__Texto do documento__
↓

|
O “Caso Miala” será discutido no Parlamento na próxima quinzena de Maio, apurou recentemente o Angolense, junto de uma fonte parlamentar. Tal sessão ocorrerá numa altura em que a situação da co-ré Maria da Conceição Domingos agudiza-se.
A manter-se o seu protesto de greve de fome, uma vez que de acordo com fontes médicas a pessoa só pode ficar sem se alimentar até no máximo 30 dias, prazo a ser vencido no próximo dia 30 de Abril, o pior poderá acontecer. A mesma fonte avançou que tal sessão parlamentar decorre do facto de as entidades máximas do Tribunal Supremo Militar terem reunido recentemente, tendo decidido enviar um documento que já se encontra em posse do Parlamento, a fim de ser aprovada a lei para a criação de um Tribunal Plenário que vai julgar recurso dos presos
Segundo informações já faz parte da pauta do parlamento abordar a questão da criação do Tribunal Plenário. Os deputados deviam discutir sobre o caso, segundo a nossa fonte, na quarta-feira 23, o que não aconteceu.
“Os juízes do Supremo Tribunal Militar se reuniram na sexta-feira18 e devia ser aprovada no dia 23, pelo parlamento, a lei que permite a criação do Tribunal Plenário, o que não aconteceu porque os deputados se reuniram para falar do músico que ofendeu o presidente ao invés de darem primazia a este assunto, que pode salvar uma vida, mas, como o assunto já está na pauta dentro de dias vai ser abordar”, acusou.

↑

__Registos de dados__
↓

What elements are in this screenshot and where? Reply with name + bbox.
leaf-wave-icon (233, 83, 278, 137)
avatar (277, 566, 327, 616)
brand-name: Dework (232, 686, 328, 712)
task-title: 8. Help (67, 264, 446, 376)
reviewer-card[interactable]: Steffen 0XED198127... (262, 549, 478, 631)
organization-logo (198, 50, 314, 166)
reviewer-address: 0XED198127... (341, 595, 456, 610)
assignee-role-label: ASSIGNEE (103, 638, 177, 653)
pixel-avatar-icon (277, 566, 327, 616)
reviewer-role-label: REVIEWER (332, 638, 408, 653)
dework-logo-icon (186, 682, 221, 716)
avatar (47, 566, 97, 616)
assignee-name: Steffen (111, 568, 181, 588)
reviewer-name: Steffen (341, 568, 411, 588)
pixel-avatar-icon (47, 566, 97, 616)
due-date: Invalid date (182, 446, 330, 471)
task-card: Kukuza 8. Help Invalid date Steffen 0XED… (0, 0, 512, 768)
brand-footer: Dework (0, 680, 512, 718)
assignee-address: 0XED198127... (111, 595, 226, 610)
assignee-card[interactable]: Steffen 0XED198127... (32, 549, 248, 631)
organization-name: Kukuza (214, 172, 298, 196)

↑

__Instruções do exercício__
Prossiga a notícia sobre o “Caso Miala” a partir da última frase apresentada.

__Resposta da tarefa__
Outra fonte parlamentar informou que, na próxima sessão da plenária, em Maio, será discutido o caso. “Já temos isso agendado na nossa pauta, mas só será discutido, provavelmente, na primeira quinzena de Maio”, disse. Segundo o advogado André Dambi, a referida lei dá instruções sobre quem poderá julgar no recurso. “Essa lei diz que o presidente do Tribunal Plenário deve ter uma patente igual ou superior a do réu. Neste caso, a maior patente é a do general Miala. O juiz António Neto (Patonho) já não deve julgar no recurso, porque já o fez no princípio”, esclareceu.
Por outro lado, Maria da Conceição Domingos continua em greve fome e segundo o seu advogado teve duas “recaídas” na semana finda.
“Ela teve duas crises, a tensão arterial dela baixou consideravelmente, estava 9/5, depois passou para 10/5, agora está com vómitos”, informou.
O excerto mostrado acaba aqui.